>> begin Source data

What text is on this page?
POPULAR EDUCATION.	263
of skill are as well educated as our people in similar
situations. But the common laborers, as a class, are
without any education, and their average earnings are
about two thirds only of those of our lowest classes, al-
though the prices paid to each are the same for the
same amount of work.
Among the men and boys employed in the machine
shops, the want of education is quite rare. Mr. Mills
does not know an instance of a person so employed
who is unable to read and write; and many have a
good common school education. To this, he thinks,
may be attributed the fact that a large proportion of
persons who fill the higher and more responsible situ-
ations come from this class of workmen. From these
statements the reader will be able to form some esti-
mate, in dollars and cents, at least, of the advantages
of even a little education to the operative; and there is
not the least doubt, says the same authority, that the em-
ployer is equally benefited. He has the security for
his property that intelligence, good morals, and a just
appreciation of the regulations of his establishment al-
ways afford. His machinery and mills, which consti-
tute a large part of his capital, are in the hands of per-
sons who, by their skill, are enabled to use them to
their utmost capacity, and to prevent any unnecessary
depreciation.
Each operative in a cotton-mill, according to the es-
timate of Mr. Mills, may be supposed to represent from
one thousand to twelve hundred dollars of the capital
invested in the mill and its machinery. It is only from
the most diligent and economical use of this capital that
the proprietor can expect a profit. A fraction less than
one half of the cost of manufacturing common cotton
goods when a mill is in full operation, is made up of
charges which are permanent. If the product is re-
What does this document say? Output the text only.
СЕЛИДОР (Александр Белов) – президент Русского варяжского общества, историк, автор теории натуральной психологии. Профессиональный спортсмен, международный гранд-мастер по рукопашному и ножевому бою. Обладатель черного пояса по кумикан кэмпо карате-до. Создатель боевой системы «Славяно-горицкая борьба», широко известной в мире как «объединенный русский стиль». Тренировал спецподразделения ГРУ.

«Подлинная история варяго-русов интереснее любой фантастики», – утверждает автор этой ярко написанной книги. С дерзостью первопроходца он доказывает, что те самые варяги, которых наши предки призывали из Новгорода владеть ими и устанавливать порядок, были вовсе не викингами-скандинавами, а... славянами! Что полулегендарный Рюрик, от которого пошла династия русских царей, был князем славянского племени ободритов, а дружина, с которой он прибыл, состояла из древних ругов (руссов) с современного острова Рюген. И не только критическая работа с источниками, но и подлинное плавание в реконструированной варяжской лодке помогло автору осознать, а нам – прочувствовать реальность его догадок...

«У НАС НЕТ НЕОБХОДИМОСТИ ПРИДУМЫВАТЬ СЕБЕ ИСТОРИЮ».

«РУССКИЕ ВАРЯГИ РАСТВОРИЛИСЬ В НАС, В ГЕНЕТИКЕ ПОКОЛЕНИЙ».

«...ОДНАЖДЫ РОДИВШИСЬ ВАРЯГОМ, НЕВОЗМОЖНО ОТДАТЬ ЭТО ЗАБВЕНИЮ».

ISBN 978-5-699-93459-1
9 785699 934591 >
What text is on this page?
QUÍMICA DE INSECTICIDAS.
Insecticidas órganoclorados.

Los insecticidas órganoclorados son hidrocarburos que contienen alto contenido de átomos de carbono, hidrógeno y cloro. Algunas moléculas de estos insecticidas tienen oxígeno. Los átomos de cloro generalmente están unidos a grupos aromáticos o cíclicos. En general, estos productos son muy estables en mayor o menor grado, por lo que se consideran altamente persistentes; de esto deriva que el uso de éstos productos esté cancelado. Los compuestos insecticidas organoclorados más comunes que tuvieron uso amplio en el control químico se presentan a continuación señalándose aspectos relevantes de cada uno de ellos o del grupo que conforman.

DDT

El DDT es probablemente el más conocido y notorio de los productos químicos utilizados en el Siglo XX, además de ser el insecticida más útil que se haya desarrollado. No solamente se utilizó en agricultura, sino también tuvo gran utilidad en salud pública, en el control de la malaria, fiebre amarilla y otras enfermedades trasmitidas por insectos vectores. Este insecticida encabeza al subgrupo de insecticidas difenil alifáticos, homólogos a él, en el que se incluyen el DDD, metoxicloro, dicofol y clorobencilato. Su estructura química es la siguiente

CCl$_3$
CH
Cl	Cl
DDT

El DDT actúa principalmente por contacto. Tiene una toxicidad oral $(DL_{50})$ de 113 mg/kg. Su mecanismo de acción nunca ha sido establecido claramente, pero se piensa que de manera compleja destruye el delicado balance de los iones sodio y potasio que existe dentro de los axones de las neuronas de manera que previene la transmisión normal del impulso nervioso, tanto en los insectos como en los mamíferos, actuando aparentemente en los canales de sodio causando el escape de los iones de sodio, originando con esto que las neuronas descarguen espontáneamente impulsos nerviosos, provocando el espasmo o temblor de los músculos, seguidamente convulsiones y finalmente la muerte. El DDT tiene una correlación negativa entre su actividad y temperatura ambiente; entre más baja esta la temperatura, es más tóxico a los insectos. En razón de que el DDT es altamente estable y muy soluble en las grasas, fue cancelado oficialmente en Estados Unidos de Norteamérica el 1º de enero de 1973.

>> end Source data

◆ **Set problem**: Your task is to reproduce all of the records exactly.

◆ **Task response**:
What text is on this page?
POPULAR EDUCATION.	263
of skill are as well educated as our people in similar
situations. But the common laborers, as a class, are
without any education, and their average earnings are
about two thirds only of those of our lowest classes, al-
though the prices paid to each are the same for the
same amount of work.
Among the men and boys employed in the machine
shops, the want of education is quite rare. Mr. Mills
does not know an instance of a person so employed
who is unable to read and write; and many have a
good common school education. To this, he thinks,
may be attributed the fact that a large proportion of
persons who fill the higher and more responsible situ-
ations come from this class of workmen. From these
statements the reader will be able to form some esti-
mate, in dollars and cents, at least, of the advantages
of even a little education to the operative; and there is
not the least doubt, says the same authority, that the em-
ployer is equally benefited. He has the security for
his property that intelligence, good morals, and a just
appreciation of the regulations of his establishment al-
ways afford. His machinery and mills, which consti-
tute a large part of his capital, are in the hands of per-
sons who, by their skill, are enabled to use them to
their utmost capacity, and to prevent any unnecessary
depreciation.
Each operative in a cotton-mill, according to the es-
timate of Mr. Mills, may be supposed to represent from
one thousand to twelve hundred dollars of the capital
invested in the mill and its machinery. It is only from
the most diligent and economical use of this capital that
the proprietor can expect a profit. A fraction less than
one half of the cost of manufacturing common cotton
goods when a mill is in full operation, is made up of
charges which are permanent. If the product is re-
What does this document say? Output the text only.
СЕЛИДОР (Александр Белов) – президент Русского варяжского общества, историк, автор теории натуральной психологии. Профессиональный спортсмен, международный гранд-мастер по рукопашному и ножевому бою. Обладатель черного пояса по кумикан кэмпо карате-до. Создатель боевой системы «Славяно-горицкая борьба», широко известной в мире как «объединенный русский стиль». Тренировал спецподразделения ГРУ.

«Подлинная история варяго-русов интереснее любой фантастики», – утверждает автор этой ярко написанной книги. С дерзостью первопроходца он доказывает, что те самые варяги, которых наши предки призывали из Новгорода владеть ими и устанавливать порядок, были вовсе не викингами-скандинавами, а... славянами! Что полулегендарный Рюрик, от которого пошла династия русских царей, был князем славянского племени ободритов, а дружина, с которой он прибыл, состояла из древних ругов (руссов) с современного острова Рюген. И не только критическая работа с источниками, но и подлинное плавание в реконструированной варяжской лодке помогло автору осознать, а нам – прочувствовать реальность его догадок...

«У НАС НЕТ НЕОБХОДИМОСТИ ПРИДУМЫВАТЬ СЕБЕ ИСТОРИЮ».

«РУССКИЕ ВАРЯГИ РАСТВОРИЛИСЬ В НАС, В ГЕНЕТИКЕ ПОКОЛЕНИЙ».

«...ОДНАЖДЫ РОДИВШИСЬ ВАРЯГОМ, НЕВОЗМОЖНО ОТДАТЬ ЭТО ЗАБВЕНИЮ».

ISBN 978-5-699-93459-1
9 785699 934591 >
What text is on this page?
QUÍMICA DE INSECTICIDAS.
Insecticidas órganoclorados.

Los insecticidas órganoclorados son hidrocarburos que contienen alto contenido de átomos de carbono, hidrógeno y cloro. Algunas moléculas de estos insecticidas tienen oxígeno. Los átomos de cloro generalmente están unidos a grupos aromáticos o cíclicos. En general, estos productos son muy estables en mayor o menor grado, por lo que se consideran altamente persistentes; de esto deriva que el uso de éstos productos esté cancelado. Los compuestos insecticidas organoclorados más comunes que tuvieron uso amplio en el control químico se presentan a continuación señalándose aspectos relevantes de cada uno de ellos o del grupo que conforman.

DDT

El DDT es probablemente el más conocido y notorio de los productos químicos utilizados en el Siglo XX, además de ser el insecticida más útil que se haya desarrollado. No solamente se utilizó en agricultura, sino también tuvo gran utilidad en salud pública, en el control de la malaria, fiebre amarilla y otras enfermedades trasmitidas por insectos vectores. Este insecticida encabeza al subgrupo de insecticidas difenil alifáticos, homólogos a él, en el que se incluyen el DDD, metoxicloro, dicofol y clorobencilato. Su estructura química es la siguiente

CCl$_3$
CH
Cl	Cl
DDT

El DDT actúa principalmente por contacto. Tiene una toxicidad oral $(DL_{50})$ de 113 mg/kg. Su mecanismo de acción nunca ha sido establecido claramente, pero se piensa que de manera compleja destruye el delicado balance de los iones sodio y potasio que existe dentro de los axones de las neuronas de manera que previene la transmisión normal del impulso nervioso, tanto en los insectos como en los mamíferos, actuando aparentemente en los canales de sodio causando el escape de los iones de sodio, originando con esto que las neuronas descarguen espontáneamente impulsos nerviosos, provocando el espasmo o temblor de los músculos, seguidamente convulsiones y finalmente la muerte. El DDT tiene una correlación negativa entre su actividad y temperatura ambiente; entre más baja esta la temperatura, es más tóxico a los insectos. En razón de que el DDT es altamente estable y muy soluble en las grasas, fue cancelado oficialmente en Estados Unidos de Norteamérica el 1º de enero de 1973.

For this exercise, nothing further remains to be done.